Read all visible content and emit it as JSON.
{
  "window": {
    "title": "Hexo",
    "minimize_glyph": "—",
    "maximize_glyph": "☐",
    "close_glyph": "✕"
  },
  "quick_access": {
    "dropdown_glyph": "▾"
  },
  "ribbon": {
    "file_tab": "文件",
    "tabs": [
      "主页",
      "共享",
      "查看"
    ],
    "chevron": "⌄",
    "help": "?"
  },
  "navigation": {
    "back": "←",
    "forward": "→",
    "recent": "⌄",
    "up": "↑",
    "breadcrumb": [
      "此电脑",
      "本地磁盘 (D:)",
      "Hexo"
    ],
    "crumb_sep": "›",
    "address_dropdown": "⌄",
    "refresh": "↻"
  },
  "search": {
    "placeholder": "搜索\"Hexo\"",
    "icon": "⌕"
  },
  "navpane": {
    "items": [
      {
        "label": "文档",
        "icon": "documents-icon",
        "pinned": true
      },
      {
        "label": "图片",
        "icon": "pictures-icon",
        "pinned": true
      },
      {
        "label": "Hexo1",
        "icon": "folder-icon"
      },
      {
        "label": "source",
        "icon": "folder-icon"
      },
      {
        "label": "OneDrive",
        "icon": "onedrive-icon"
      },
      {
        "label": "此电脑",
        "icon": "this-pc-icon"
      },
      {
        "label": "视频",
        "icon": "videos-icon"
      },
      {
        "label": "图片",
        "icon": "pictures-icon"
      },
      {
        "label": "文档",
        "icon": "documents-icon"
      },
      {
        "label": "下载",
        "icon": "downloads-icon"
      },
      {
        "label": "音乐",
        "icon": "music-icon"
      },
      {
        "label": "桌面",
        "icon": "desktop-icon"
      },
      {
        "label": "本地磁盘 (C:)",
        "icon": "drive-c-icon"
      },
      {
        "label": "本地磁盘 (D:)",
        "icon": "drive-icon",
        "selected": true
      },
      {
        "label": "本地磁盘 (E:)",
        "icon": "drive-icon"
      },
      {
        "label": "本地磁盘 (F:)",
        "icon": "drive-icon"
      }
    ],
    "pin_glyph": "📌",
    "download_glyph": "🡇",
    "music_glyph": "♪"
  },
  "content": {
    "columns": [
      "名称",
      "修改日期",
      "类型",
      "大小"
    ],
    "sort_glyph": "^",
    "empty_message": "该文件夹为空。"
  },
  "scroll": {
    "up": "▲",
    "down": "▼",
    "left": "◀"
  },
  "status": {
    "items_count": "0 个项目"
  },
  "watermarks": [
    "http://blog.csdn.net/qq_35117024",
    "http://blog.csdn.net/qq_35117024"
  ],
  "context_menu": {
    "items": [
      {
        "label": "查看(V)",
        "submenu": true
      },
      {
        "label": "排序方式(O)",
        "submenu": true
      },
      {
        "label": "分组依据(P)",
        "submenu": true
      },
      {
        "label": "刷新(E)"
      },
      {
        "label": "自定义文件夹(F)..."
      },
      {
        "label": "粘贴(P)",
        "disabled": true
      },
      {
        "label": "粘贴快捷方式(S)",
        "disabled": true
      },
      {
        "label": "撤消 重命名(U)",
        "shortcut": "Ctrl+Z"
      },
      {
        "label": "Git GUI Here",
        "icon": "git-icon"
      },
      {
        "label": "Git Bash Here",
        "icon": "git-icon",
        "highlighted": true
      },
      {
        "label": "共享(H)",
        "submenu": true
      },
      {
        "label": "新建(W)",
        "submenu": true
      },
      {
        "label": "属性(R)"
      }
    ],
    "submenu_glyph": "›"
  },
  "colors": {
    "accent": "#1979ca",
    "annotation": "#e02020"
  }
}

*Exercise goal*
Output the full listing without altering anything.

*Response to this exercise*
Read all visible content and emit it as JSON.
{
  "window": {
    "title": "Hexo",
    "minimize_glyph": "—",
    "maximize_glyph": "☐",
    "close_glyph": "✕"
  },
  "quick_access": {
    "dropdown_glyph": "▾"
  },
  "ribbon": {
    "file_tab": "文件",
    "tabs": [
      "主页",
      "共享",
      "查看"
    ],
    "chevron": "⌄",
    "help": "?"
  },
  "navigation": {
    "back": "←",
    "forward": "→",
    "recent": "⌄",
    "up": "↑",
    "breadcrumb": [
      "此电脑",
      "本地磁盘 (D:)",
      "Hexo"
    ],
    "crumb_sep": "›",
    "address_dropdown": "⌄",
    "refresh": "↻"
  },
  "search": {
    "placeholder": "搜索\"Hexo\"",
    "icon": "⌕"
  },
  "navpane": {
    "items": [
      {
        "label": "文档",
        "icon": "documents-icon",
        "pinned": true
      },
      {
        "label": "图片",
        "icon": "pictures-icon",
        "pinned": true
      },
      {
        "label": "Hexo1",
        "icon": "folder-icon"
      },
      {
        "label": "source",
        "icon": "folder-icon"
      },
      {
        "label": "OneDrive",
        "icon": "onedrive-icon"
      },
      {
        "label": "此电脑",
        "icon": "this-pc-icon"
      },
      {
        "label": "视频",
        "icon": "videos-icon"
      },
      {
        "label": "图片",
        "icon": "pictures-icon"
      },
      {
        "label": "文档",
        "icon": "documents-icon"
      },
      {
        "label": "下载",
        "icon": "downloads-icon"
      },
      {
        "label": "音乐",
        "icon": "music-icon"
      },
      {
        "label": "桌面",
        "icon": "desktop-icon"
      },
      {
        "label": "本地磁盘 (C:)",
        "icon": "drive-c-icon"
      },
      {
        "label": "本地磁盘 (D:)",
        "icon": "drive-icon",
        "selected": true
      },
      {
        "label": "本地磁盘 (E:)",
        "icon": "drive-icon"
      },
      {
        "label": "本地磁盘 (F:)",
        "icon": "drive-icon"
      }
    ],
    "pin_glyph": "📌",
    "download_glyph": "🡇",
    "music_glyph": "♪"
  },
  "content": {
    "columns": [
      "名称",
      "修改日期",
      "类型",
      "大小"
    ],
    "sort_glyph": "^",
    "empty_message": "该文件夹为空。"
  },
  "scroll": {
    "up": "▲",
    "down": "▼",
    "left": "◀"
  },
  "status": {
    "items_count": "0 个项目"
  },
  "watermarks": [
    "http://blog.csdn.net/qq_35117024",
    "http://blog.csdn.net/qq_35117024"
  ],
  "context_menu": {
    "items": [
      {
        "label": "查看(V)",
        "submenu": true
      },
      {
        "label": "排序方式(O)",
        "submenu": true
      },
      {
        "label": "分组依据(P)",
        "submenu": true
      },
      {
        "label": "刷新(E)"
      },
      {
        "label": "自定义文件夹(F)..."
      },
      {
        "label": "粘贴(P)",
        "disabled": true
      },
      {
        "label": "粘贴快捷方式(S)",
        "disabled": true
      },
      {
        "label": "撤消 重命名(U)",
        "shortcut": "Ctrl+Z"
      },
      {
        "label": "Git GUI Here",
        "icon": "git-icon"
      },
      {
        "label": "Git Bash Here",
        "icon": "git-icon",
        "highlighted": true
      },
      {
        "label": "共享(H)",
        "submenu": true
      },
      {
        "label": "新建(W)",
        "submenu": true
      },
      {
        "label": "属性(R)"
      }
    ],
    "submenu_glyph": "›"
  },
  "colors": {
    "accent": "#1979ca",
    "annotation": "#e02020"
  }
}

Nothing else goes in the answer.